PROBLEM STATEMENT – Look through the data below. Pick out the lines holding the string "Soit".

= = = =

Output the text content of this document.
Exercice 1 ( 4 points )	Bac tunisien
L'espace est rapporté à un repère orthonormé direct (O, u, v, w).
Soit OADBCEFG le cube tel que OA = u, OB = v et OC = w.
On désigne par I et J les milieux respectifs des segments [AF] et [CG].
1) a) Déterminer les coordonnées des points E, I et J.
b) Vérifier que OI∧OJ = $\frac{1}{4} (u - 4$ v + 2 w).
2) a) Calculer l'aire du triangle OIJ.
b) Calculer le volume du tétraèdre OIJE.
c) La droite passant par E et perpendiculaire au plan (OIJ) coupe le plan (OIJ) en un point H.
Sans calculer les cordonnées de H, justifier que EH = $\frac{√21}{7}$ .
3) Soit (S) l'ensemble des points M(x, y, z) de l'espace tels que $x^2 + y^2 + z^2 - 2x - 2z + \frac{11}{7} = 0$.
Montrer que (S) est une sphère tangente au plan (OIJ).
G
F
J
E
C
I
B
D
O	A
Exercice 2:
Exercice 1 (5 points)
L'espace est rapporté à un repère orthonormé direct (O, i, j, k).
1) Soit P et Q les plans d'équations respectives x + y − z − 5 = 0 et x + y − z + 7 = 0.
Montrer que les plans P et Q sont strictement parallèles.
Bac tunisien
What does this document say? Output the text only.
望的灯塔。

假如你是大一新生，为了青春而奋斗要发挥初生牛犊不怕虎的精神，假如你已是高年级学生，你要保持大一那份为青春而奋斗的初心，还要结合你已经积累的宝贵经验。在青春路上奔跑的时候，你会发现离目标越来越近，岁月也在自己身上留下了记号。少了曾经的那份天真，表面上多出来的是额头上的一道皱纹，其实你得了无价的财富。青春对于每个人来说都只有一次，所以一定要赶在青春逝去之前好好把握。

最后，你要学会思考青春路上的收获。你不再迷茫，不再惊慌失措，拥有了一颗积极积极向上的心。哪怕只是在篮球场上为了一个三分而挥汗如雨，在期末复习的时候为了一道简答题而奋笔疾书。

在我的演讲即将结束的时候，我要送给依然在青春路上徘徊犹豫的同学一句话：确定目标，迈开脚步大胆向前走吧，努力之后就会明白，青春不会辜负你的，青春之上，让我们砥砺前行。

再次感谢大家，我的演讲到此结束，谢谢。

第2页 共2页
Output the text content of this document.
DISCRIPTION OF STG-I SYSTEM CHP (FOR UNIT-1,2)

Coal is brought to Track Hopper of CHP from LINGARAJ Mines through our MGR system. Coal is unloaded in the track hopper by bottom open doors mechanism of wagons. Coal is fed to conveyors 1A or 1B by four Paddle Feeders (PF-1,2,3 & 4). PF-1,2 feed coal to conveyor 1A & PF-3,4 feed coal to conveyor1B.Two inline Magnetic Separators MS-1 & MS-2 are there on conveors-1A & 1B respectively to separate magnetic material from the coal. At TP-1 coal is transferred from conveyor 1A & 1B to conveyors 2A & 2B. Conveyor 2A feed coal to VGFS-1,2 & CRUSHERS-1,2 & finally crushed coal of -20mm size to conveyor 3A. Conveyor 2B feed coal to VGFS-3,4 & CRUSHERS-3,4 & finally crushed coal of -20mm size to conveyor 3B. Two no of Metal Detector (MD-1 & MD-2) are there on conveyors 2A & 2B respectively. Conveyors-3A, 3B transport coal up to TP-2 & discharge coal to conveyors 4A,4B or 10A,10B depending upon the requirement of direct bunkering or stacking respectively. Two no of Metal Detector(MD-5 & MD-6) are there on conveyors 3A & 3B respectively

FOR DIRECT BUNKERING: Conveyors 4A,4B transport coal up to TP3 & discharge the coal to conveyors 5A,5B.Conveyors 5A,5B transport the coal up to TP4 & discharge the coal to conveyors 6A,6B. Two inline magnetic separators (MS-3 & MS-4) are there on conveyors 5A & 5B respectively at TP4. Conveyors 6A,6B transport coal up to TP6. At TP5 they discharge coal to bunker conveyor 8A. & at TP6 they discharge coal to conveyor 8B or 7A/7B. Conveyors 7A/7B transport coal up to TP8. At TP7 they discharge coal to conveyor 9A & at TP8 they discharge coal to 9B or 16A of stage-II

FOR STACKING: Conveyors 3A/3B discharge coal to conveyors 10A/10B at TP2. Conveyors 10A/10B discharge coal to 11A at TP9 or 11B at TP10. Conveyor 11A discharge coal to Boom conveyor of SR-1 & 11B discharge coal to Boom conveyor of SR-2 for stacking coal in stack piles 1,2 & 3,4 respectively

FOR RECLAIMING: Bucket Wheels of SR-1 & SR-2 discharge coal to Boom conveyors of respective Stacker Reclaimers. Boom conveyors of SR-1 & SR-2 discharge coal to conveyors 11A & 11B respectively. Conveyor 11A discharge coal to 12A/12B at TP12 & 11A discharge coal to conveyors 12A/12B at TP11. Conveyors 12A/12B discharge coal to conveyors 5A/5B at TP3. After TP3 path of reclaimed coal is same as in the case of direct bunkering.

= = = =

RESPONSE TO THIS TASK –
Soit OADBCEFG le cube tel que OA = u, OB = v et OC = w.
3) Soit (S) l'ensemble des points M(x, y, z) de l'espace tels que $x^2 + y^2 + z^2 - 2x - 2z + \frac{11}{7} = 0$.
1) Soit P et Q les plans d'équations respectives x + y − z − 5 = 0 et x + y − z + 7 = 0.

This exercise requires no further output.